DIRECTIONS FOR THIS TASK -
The required output is a single number: how many lines of the material contain the string "культурного".

## START INPUT

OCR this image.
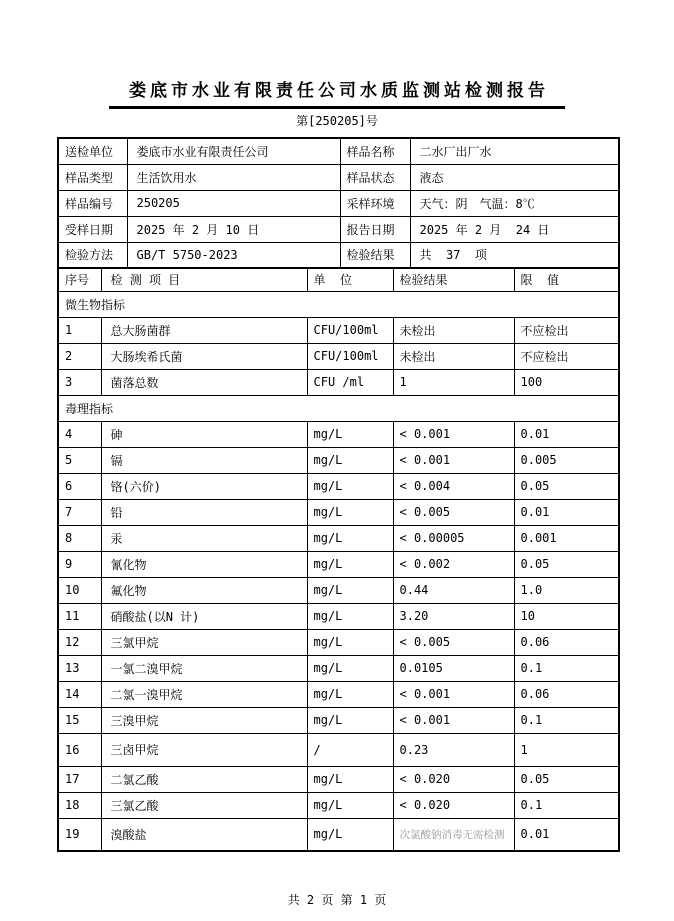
娄底市水业有限责任公司水质监测站检测报告
第[250205]号
送检单位	娄底市水业有限责任公司	样品名称	二水厂出厂水
样品类型	生活饮用水	样品状态	液态
样品编号	250205	采样环境	天气：阴　气温：8℃
受样日期	2025 年 2 月 10 日	报告日期	2025 年 2 月  24 日
检验方法	GB/T 5750-2023	检验结果	共  37  项
序号	检 测 项 目	单  位	检验结果	限  值
微生物指标				
1	总大肠菌群	CFU/100ml	未检出	不应检出
2	大肠埃希氏菌	CFU/100ml	未检出	不应检出
3	菌落总数	CFU /ml	1	100
毒理指标				
4	砷	mg/L	< 0.001	0.01
5	镉	mg/L	< 0.001	0.005
6	铬(六价)	mg/L	< 0.004	0.05
7	铅	mg/L	< 0.005	0.01
8	汞	mg/L	< 0.00005	0.001
9	氰化物	mg/L	< 0.002	0.05
10	氟化物	mg/L	0.44	1.0
11	硝酸盐(以N 计)	mg/L	3.20	10
12	三氯甲烷	mg/L	< 0.005	0.06
13	一氯二溴甲烷	mg/L	0.0105	0.1
14	二氯一溴甲烷	mg/L	< 0.001	0.06
15	三溴甲烷	mg/L	< 0.001	0.1
16	三卤甲烷	/	0.23	1
17	二氯乙酸	mg/L	< 0.020	0.05
18	三氯乙酸	mg/L	< 0.020	0.1
19	溴酸盐	mg/L	次氯酸钠消毒无需检测	0.01
共 2 页 第 1 页
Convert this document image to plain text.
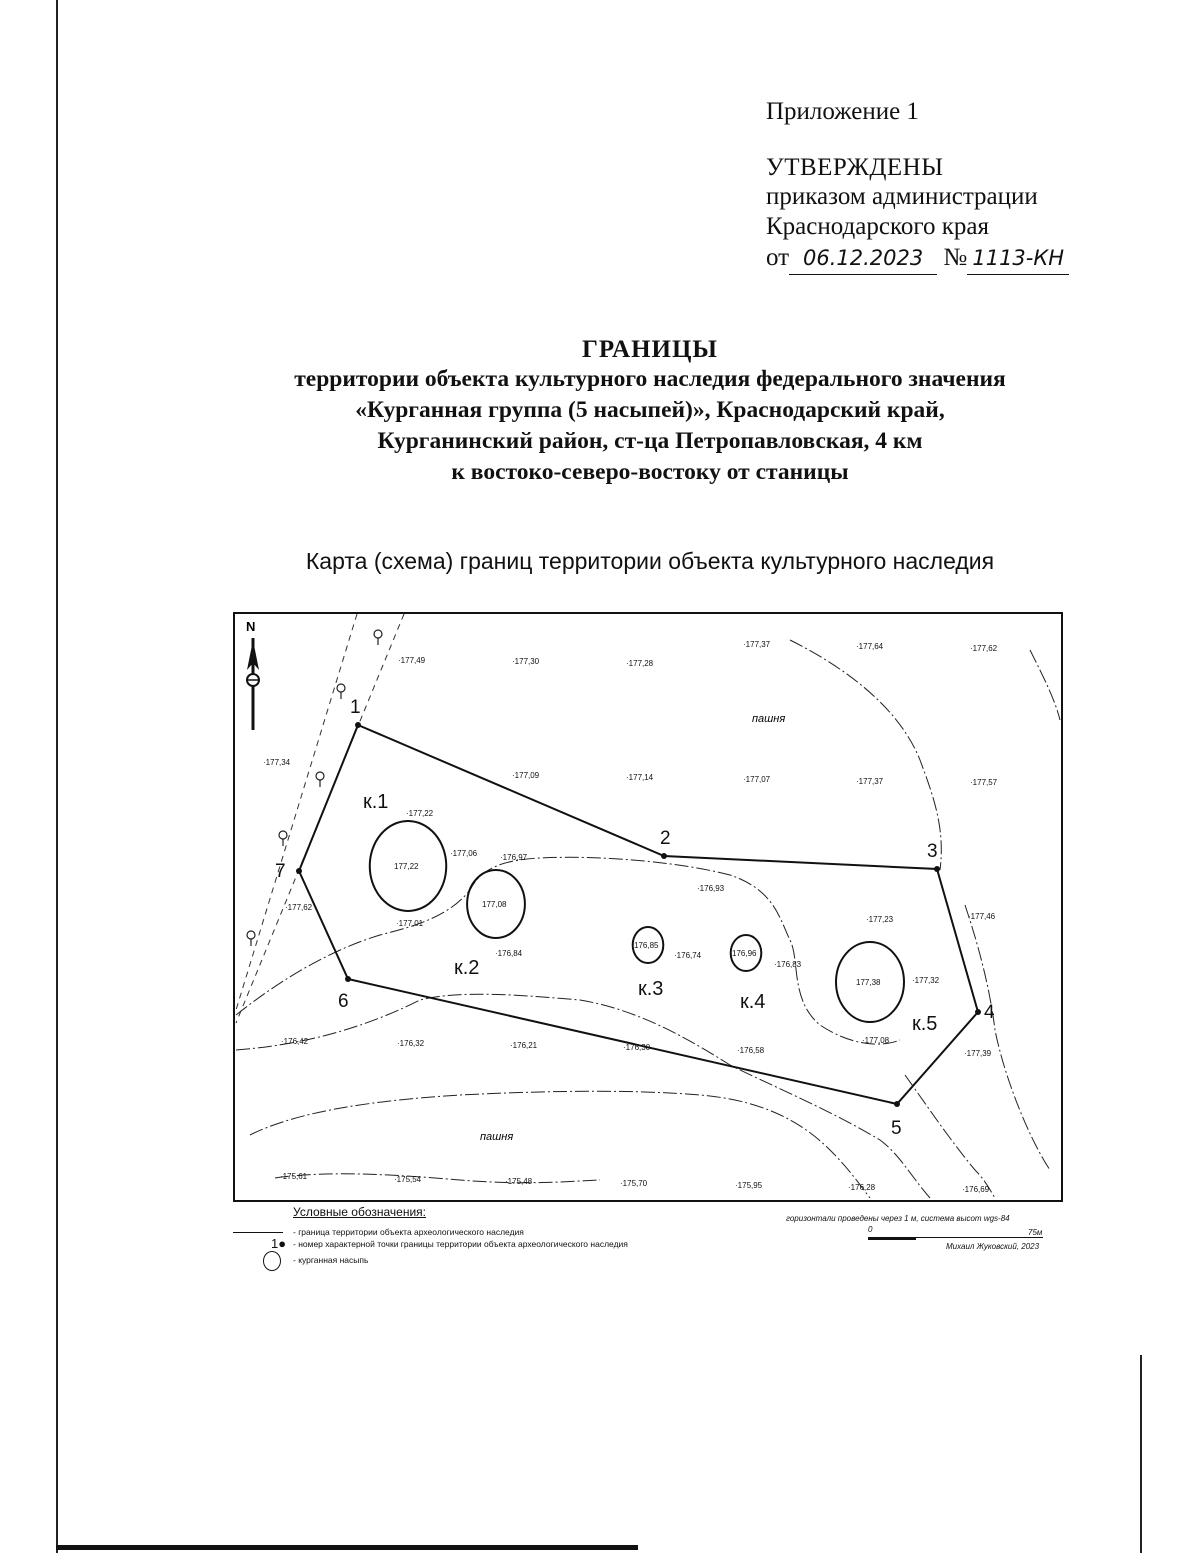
Приложение 1
УТВЕРЖДЕНЫ
приказом администрации
Краснодарского края
от 06.12.2023 № 1113-КН
ГРАНИЦЫ
территории объекта культурного наследия федерального значения
«Курганная группа (5 насыпей)», Краснодарский край,
Курганинский район, ст-ца Петропавловская, 4 км
к востоко-северо-востоку от станицы
Карта (схема) границ территории объекта культурного наследия
1
2
3
4
5
6
7	177,22
к.1
177,08
к.2
176,85
к.3
176,96
к.4
177,38
к.5
·177,49	·177,30	·177,28
·177,37	·177,64	·177,62
·177,34
·177,09	·177,14	·177,07	·177,37	·177,57
·177,22
·177,06	·176,97
·176,93
·177,62
·177,01
·176,84	·176,74
·176,83
·177,23	·177,46
·177,32
·177,08
·177,39
·176,42	·176,32	·176,21	·176,30	·176,58
·175,61	·175,54	·175,48	·175,70	·175,95	·176,28	·176,69
N
пашня
пашня
Условные обозначения:
- граница территории объекта археологического наследия
1● - номер характерной точки границы территории объекта археологического наследия
- курганная насыпь
горизонтали проведены через 1 м, система высот wgs-84
0	75м
Михаил Жуковский, 2023
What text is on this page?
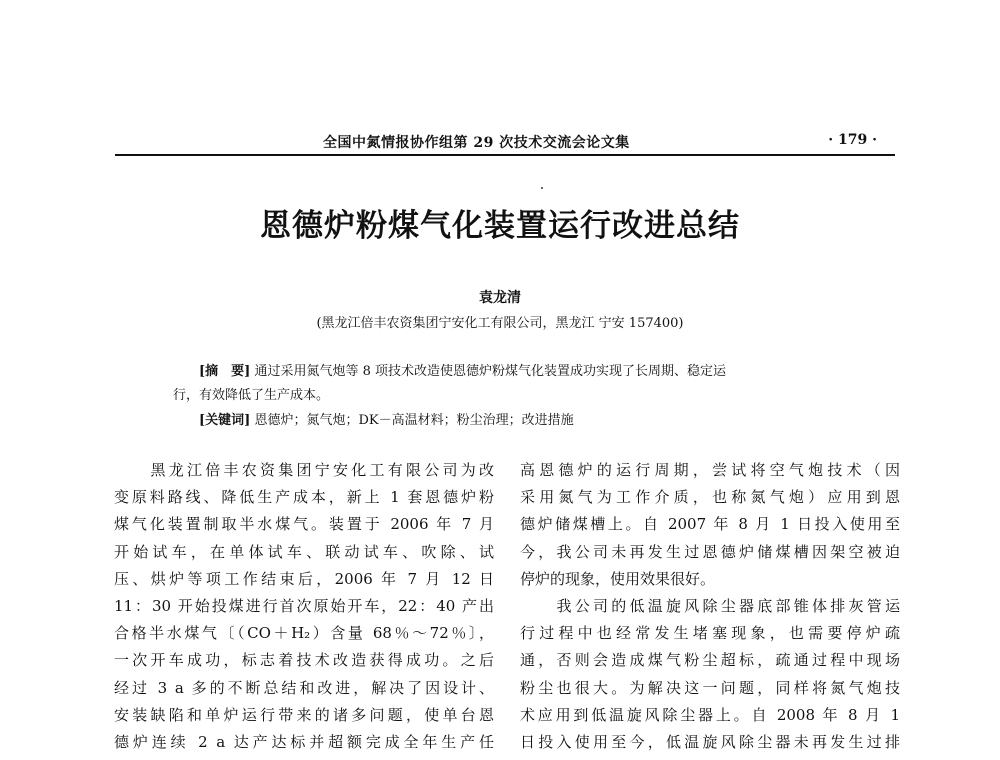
全国中氮情报协作组第 29 次技术交流会论文集	· 179 ·
恩德炉粉煤气化装置运行改进总结
袁龙清
(黑龙江倍丰农资集团宁安化工有限公司，黑龙江 宁安 157400)
[摘　要] 通过采用氮气炮等 8 项技术改造使恩德炉粉煤气化装置成功实现了长周期、稳定运
行，有效降低了生产成本。
[关键词] 恩德炉；氮气炮；DK－高温材料；粉尘治理；改进措施

　　黑龙江倍丰农资集团宁安化工有限公司为改

变原料路线、降低生产成本，新上 1 套恩德炉粉

煤气化装置制取半水煤气。装置于 2006 年 7 月

开始试车，在单体试车、联动试车、吹除、试

压、烘炉等项工作结束后，2006 年 7 月 12 日

11：30 开始投煤进行首次原始开车，22：40 产出

合格半水煤气〔（CO＋H₂）含量 68％～72％〕，

一次开车成功，标志着技术改造获得成功。之后

经过 3 a 多的不断总结和改进，解决了因设计、

安装缺陷和单炉运行带来的诸多问题，使单台恩

德炉连续 2 a 达产达标并超额完成全年生产任

高恩德炉的运行周期，尝试将空气炮技术（因

采用氮气为工作介质，也称氮气炮）应用到恩

德炉储煤槽上。自 2007 年 8 月 1 日投入使用至

今，我公司未再发生过恩德炉储煤槽因架空被迫

停炉的现象，使用效果很好。

　　我公司的低温旋风除尘器底部锥体排灰管运

行过程中也经常发生堵塞现象，也需要停炉疏

通，否则会造成煤气粉尘超标，疏通过程中现场

粉尘也很大。为解决这一问题，同样将氮气炮技

术应用到低温旋风除尘器上。自 2008 年 8 月 1

日投入使用至今，低温旋风除尘器未再发生过排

## END INPUT

TASK RESULT -
2